▶ SHORT EXERCISE: Look for the word "Mathilde" in each line and report the count of matching lines, with nothing added.

▶ RECORDS FOR THE EXERCISE:
** start **

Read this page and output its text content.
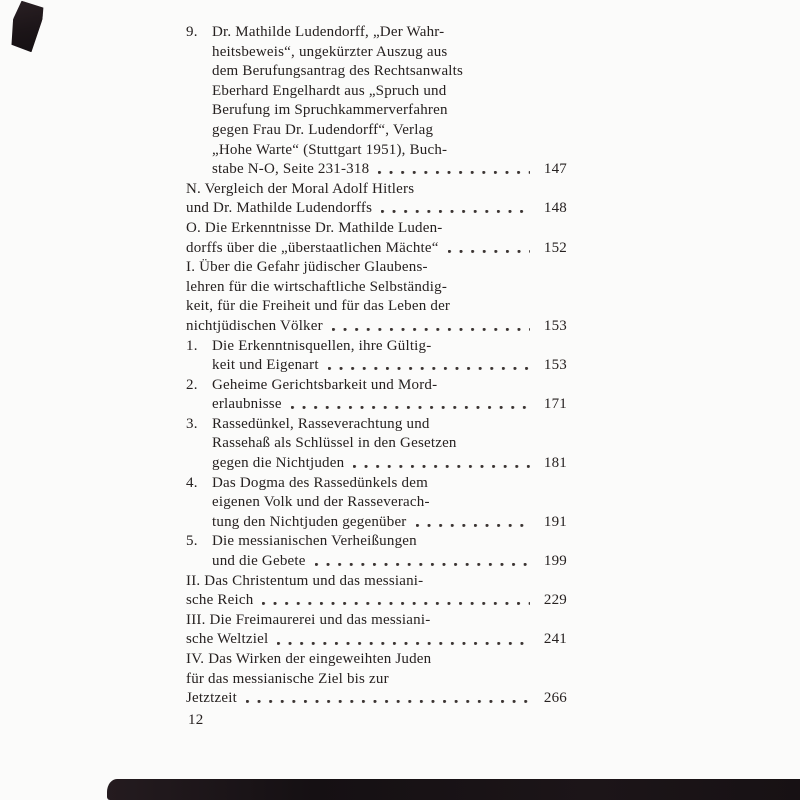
9. Dr. Mathilde Ludendorff, „Der Wahr-
heitsbeweis“, ungekürzter Auszug aus
dem Berufungsantrag des Rechtsanwalts
Eberhard Engelhardt aus „Spruch und
Berufung im Spruchkammerverfahren
gegen Frau Dr. Ludendorff“, Verlag
„Hohe Warte“ (Stuttgart 1951), Buch-
stabe N-O, Seite 231-318	147
N. Vergleich der Moral Adolf Hitlers
und Dr. Mathilde Ludendorffs	148
O. Die Erkenntnisse Dr. Mathilde Luden-
dorffs über die „überstaatlichen Mächte“	152
I. Über die Gefahr jüdischer Glaubens-
lehren für die wirtschaftliche Selbständig-
keit, für die Freiheit und für das Leben der
nichtjüdischen Völker	153
1. Die Erkenntnisquellen, ihre Gültig-
keit und Eigenart	153
2. Geheime Gerichtsbarkeit und Mord-
erlaubnisse	171
3. Rassedünkel, Rasseverachtung und
Rassehaß als Schlüssel in den Gesetzen
gegen die Nichtjuden	181
4. Das Dogma des Rassedünkels dem
eigenen Volk und der Rasseverach-
tung den Nichtjuden gegenüber	191
5. Die messianischen Verheißungen
und die Gebete	199
II. Das Christentum und das messiani-
sche Reich	229
III. Die Freimaurerei und das messiani-
sche Weltziel	241
IV. Das Wirken der eingeweihten Juden
für das messianische Ziel bis zur
Jetztzeit	266
12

** end **

▶ EXERCISE RESULT: 3